== Material for this exercise
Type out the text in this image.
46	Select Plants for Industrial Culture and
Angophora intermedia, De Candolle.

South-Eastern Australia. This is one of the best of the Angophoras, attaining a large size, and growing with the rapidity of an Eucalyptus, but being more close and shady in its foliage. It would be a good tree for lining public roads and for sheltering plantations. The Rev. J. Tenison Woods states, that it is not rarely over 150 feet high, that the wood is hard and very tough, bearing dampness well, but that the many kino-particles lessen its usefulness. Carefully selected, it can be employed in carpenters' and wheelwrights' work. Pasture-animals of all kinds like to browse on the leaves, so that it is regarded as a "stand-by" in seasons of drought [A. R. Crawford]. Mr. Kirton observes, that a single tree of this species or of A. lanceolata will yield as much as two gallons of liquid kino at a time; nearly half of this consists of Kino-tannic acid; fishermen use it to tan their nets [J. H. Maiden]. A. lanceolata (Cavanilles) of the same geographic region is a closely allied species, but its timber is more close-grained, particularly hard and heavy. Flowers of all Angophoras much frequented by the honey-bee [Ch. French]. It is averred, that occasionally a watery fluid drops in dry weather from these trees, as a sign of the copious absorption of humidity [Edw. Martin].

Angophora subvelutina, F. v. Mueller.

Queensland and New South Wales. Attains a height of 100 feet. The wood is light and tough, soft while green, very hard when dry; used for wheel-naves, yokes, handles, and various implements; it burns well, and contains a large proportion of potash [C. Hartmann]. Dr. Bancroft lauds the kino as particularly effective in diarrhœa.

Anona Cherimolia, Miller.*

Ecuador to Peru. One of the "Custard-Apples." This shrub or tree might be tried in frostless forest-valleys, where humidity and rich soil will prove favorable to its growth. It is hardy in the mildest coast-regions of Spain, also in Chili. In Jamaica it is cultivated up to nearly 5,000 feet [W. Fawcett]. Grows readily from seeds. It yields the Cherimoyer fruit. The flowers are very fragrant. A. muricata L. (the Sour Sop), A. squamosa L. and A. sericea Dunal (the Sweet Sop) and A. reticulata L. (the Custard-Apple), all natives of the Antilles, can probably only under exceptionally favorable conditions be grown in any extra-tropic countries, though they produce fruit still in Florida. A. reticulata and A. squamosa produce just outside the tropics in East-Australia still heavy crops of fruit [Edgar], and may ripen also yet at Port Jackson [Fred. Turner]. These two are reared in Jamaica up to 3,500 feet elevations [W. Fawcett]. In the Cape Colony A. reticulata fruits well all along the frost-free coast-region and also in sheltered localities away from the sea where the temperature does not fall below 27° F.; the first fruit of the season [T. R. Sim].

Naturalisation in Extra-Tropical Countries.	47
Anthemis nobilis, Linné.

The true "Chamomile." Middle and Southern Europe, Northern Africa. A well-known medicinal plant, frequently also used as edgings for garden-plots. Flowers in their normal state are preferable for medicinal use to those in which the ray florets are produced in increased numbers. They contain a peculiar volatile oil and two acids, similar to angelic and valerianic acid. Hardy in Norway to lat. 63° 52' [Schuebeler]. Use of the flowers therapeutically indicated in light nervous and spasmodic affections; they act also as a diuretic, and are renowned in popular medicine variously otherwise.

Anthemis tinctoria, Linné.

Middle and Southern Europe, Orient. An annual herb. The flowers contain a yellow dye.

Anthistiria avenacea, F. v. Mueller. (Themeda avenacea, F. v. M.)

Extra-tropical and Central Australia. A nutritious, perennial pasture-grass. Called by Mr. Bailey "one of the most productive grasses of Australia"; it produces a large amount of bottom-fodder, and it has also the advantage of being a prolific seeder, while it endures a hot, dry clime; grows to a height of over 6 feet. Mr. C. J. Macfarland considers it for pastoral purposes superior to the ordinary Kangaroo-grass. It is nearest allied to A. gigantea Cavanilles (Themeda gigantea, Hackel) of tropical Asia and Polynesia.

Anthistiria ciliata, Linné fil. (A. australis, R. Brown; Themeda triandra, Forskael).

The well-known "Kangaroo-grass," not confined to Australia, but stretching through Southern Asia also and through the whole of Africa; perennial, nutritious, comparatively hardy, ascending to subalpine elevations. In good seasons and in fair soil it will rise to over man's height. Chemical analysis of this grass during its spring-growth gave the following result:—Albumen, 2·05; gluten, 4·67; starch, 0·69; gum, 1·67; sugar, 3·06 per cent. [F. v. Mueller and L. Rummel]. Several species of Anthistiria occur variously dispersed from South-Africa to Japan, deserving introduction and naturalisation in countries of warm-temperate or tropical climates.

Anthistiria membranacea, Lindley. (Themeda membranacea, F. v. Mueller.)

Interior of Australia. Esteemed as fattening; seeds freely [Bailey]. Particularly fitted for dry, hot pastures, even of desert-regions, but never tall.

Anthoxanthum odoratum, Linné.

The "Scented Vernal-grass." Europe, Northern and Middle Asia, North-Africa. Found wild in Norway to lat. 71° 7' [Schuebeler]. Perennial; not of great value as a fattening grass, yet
====
▶ **Problem**:
Retype every record above exactly as it appears.

▶ **Written reply**:
Type out the text in this image.
46	Select Plants for Industrial Culture and
Angophora intermedia, De Candolle.

South-Eastern Australia. This is one of the best of the Angophoras, attaining a large size, and growing with the rapidity of an Eucalyptus, but being more close and shady in its foliage. It would be a good tree for lining public roads and for sheltering plantations. The Rev. J. Tenison Woods states, that it is not rarely over 150 feet high, that the wood is hard and very tough, bearing dampness well, but that the many kino-particles lessen its usefulness. Carefully selected, it can be employed in carpenters' and wheelwrights' work. Pasture-animals of all kinds like to browse on the leaves, so that it is regarded as a "stand-by" in seasons of drought [A. R. Crawford]. Mr. Kirton observes, that a single tree of this species or of A. lanceolata will yield as much as two gallons of liquid kino at a time; nearly half of this consists of Kino-tannic acid; fishermen use it to tan their nets [J. H. Maiden]. A. lanceolata (Cavanilles) of the same geographic region is a closely allied species, but its timber is more close-grained, particularly hard and heavy. Flowers of all Angophoras much frequented by the honey-bee [Ch. French]. It is averred, that occasionally a watery fluid drops in dry weather from these trees, as a sign of the copious absorption of humidity [Edw. Martin].

Angophora subvelutina, F. v. Mueller.

Queensland and New South Wales. Attains a height of 100 feet. The wood is light and tough, soft while green, very hard when dry; used for wheel-naves, yokes, handles, and various implements; it burns well, and contains a large proportion of potash [C. Hartmann]. Dr. Bancroft lauds the kino as particularly effective in diarrhœa.

Anona Cherimolia, Miller.*

Ecuador to Peru. One of the "Custard-Apples." This shrub or tree might be tried in frostless forest-valleys, where humidity and rich soil will prove favorable to its growth. It is hardy in the mildest coast-regions of Spain, also in Chili. In Jamaica it is cultivated up to nearly 5,000 feet [W. Fawcett]. Grows readily from seeds. It yields the Cherimoyer fruit. The flowers are very fragrant. A. muricata L. (the Sour Sop), A. squamosa L. and A. sericea Dunal (the Sweet Sop) and A. reticulata L. (the Custard-Apple), all natives of the Antilles, can probably only under exceptionally favorable conditions be grown in any extra-tropic countries, though they produce fruit still in Florida. A. reticulata and A. squamosa produce just outside the tropics in East-Australia still heavy crops of fruit [Edgar], and may ripen also yet at Port Jackson [Fred. Turner]. These two are reared in Jamaica up to 3,500 feet elevations [W. Fawcett]. In the Cape Colony A. reticulata fruits well all along the frost-free coast-region and also in sheltered localities away from the sea where the temperature does not fall below 27° F.; the first fruit of the season [T. R. Sim].

Naturalisation in Extra-Tropical Countries.	47
Anthemis nobilis, Linné.

The true "Chamomile." Middle and Southern Europe, Northern Africa. A well-known medicinal plant, frequently also used as edgings for garden-plots. Flowers in their normal state are preferable for medicinal use to those in which the ray florets are produced in increased numbers. They contain a peculiar volatile oil and two acids, similar to angelic and valerianic acid. Hardy in Norway to lat. 63° 52' [Schuebeler]. Use of the flowers therapeutically indicated in light nervous and spasmodic affections; they act also as a diuretic, and are renowned in popular medicine variously otherwise.

Anthemis tinctoria, Linné.

Middle and Southern Europe, Orient. An annual herb. The flowers contain a yellow dye.

Anthistiria avenacea, F. v. Mueller. (Themeda avenacea, F. v. M.)

Extra-tropical and Central Australia. A nutritious, perennial pasture-grass. Called by Mr. Bailey "one of the most productive grasses of Australia"; it produces a large amount of bottom-fodder, and it has also the advantage of being a prolific seeder, while it endures a hot, dry clime; grows to a height of over 6 feet. Mr. C. J. Macfarland considers it for pastoral purposes superior to the ordinary Kangaroo-grass. It is nearest allied to A. gigantea Cavanilles (Themeda gigantea, Hackel) of tropical Asia and Polynesia.

Anthistiria ciliata, Linné fil. (A. australis, R. Brown; Themeda triandra, Forskael).

The well-known "Kangaroo-grass," not confined to Australia, but stretching through Southern Asia also and through the whole of Africa; perennial, nutritious, comparatively hardy, ascending to subalpine elevations. In good seasons and in fair soil it will rise to over man's height. Chemical analysis of this grass during its spring-growth gave the following result:—Albumen, 2·05; gluten, 4·67; starch, 0·69; gum, 1·67; sugar, 3·06 per cent. [F. v. Mueller and L. Rummel]. Several species of Anthistiria occur variously dispersed from South-Africa to Japan, deserving introduction and naturalisation in countries of warm-temperate or tropical climates.

Anthistiria membranacea, Lindley. (Themeda membranacea, F. v. Mueller.)

Interior of Australia. Esteemed as fattening; seeds freely [Bailey]. Particularly fitted for dry, hot pastures, even of desert-regions, but never tall.

Anthoxanthum odoratum, Linné.

The "Scented Vernal-grass." Europe, Northern and Middle Asia, North-Africa. Found wild in Norway to lat. 71° 7' [Schuebeler]. Perennial; not of great value as a fattening grass, yet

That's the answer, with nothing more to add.